==== Input for this task

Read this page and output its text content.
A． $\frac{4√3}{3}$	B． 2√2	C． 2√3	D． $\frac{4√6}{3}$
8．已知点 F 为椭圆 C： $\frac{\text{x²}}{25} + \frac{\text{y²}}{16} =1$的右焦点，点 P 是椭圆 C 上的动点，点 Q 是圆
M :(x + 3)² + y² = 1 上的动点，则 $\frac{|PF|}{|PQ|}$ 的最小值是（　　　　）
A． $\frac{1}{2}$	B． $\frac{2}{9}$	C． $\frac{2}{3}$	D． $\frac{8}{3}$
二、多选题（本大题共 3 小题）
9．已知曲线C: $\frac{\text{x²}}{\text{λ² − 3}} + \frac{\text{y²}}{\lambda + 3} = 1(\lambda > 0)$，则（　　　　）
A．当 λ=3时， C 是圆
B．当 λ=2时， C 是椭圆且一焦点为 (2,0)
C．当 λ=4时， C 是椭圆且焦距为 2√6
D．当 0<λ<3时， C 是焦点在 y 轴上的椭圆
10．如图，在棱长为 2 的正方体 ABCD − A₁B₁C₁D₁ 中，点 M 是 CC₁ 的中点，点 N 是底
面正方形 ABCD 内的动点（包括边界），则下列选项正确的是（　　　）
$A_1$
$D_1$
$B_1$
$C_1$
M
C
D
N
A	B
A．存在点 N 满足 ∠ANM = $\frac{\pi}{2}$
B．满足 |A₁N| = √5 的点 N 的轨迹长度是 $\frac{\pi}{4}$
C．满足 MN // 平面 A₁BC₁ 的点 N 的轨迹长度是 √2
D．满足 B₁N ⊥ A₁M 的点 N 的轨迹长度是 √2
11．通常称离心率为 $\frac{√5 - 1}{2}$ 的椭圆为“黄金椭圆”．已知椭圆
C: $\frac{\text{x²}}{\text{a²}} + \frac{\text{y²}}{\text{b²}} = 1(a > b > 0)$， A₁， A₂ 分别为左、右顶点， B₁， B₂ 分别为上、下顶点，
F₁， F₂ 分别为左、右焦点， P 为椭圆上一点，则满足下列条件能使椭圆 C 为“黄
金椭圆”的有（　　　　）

========

▸ Task statement
Transcribe all of the material exactly. Omit nothing.

▸ Solution to this exercise
Read this page and output its text content.
A． $\frac{4√3}{3}$	B． 2√2	C． 2√3	D． $\frac{4√6}{3}$
8．已知点 F 为椭圆 C： $\frac{\text{x²}}{25} + \frac{\text{y²}}{16} =1$的右焦点，点 P 是椭圆 C 上的动点，点 Q 是圆
M :(x + 3)² + y² = 1 上的动点，则 $\frac{|PF|}{|PQ|}$ 的最小值是（　　　　）
A． $\frac{1}{2}$	B． $\frac{2}{9}$	C． $\frac{2}{3}$	D． $\frac{8}{3}$
二、多选题（本大题共 3 小题）
9．已知曲线C: $\frac{\text{x²}}{\text{λ² − 3}} + \frac{\text{y²}}{\lambda + 3} = 1(\lambda > 0)$，则（　　　　）
A．当 λ=3时， C 是圆
B．当 λ=2时， C 是椭圆且一焦点为 (2,0)
C．当 λ=4时， C 是椭圆且焦距为 2√6
D．当 0<λ<3时， C 是焦点在 y 轴上的椭圆
10．如图，在棱长为 2 的正方体 ABCD − A₁B₁C₁D₁ 中，点 M 是 CC₁ 的中点，点 N 是底
面正方形 ABCD 内的动点（包括边界），则下列选项正确的是（　　　）
$A_1$
$D_1$
$B_1$
$C_1$
M
C
D
N
A	B
A．存在点 N 满足 ∠ANM = $\frac{\pi}{2}$
B．满足 |A₁N| = √5 的点 N 的轨迹长度是 $\frac{\pi}{4}$
C．满足 MN // 平面 A₁BC₁ 的点 N 的轨迹长度是 √2
D．满足 B₁N ⊥ A₁M 的点 N 的轨迹长度是 √2
11．通常称离心率为 $\frac{√5 - 1}{2}$ 的椭圆为“黄金椭圆”．已知椭圆
C: $\frac{\text{x²}}{\text{a²}} + \frac{\text{y²}}{\text{b²}} = 1(a > b > 0)$， A₁， A₂ 分别为左、右顶点， B₁， B₂ 分别为上、下顶点，
F₁， F₂ 分别为左、右焦点， P 为椭圆上一点，则满足下列条件能使椭圆 C 为“黄
金椭圆”的有（　　　　）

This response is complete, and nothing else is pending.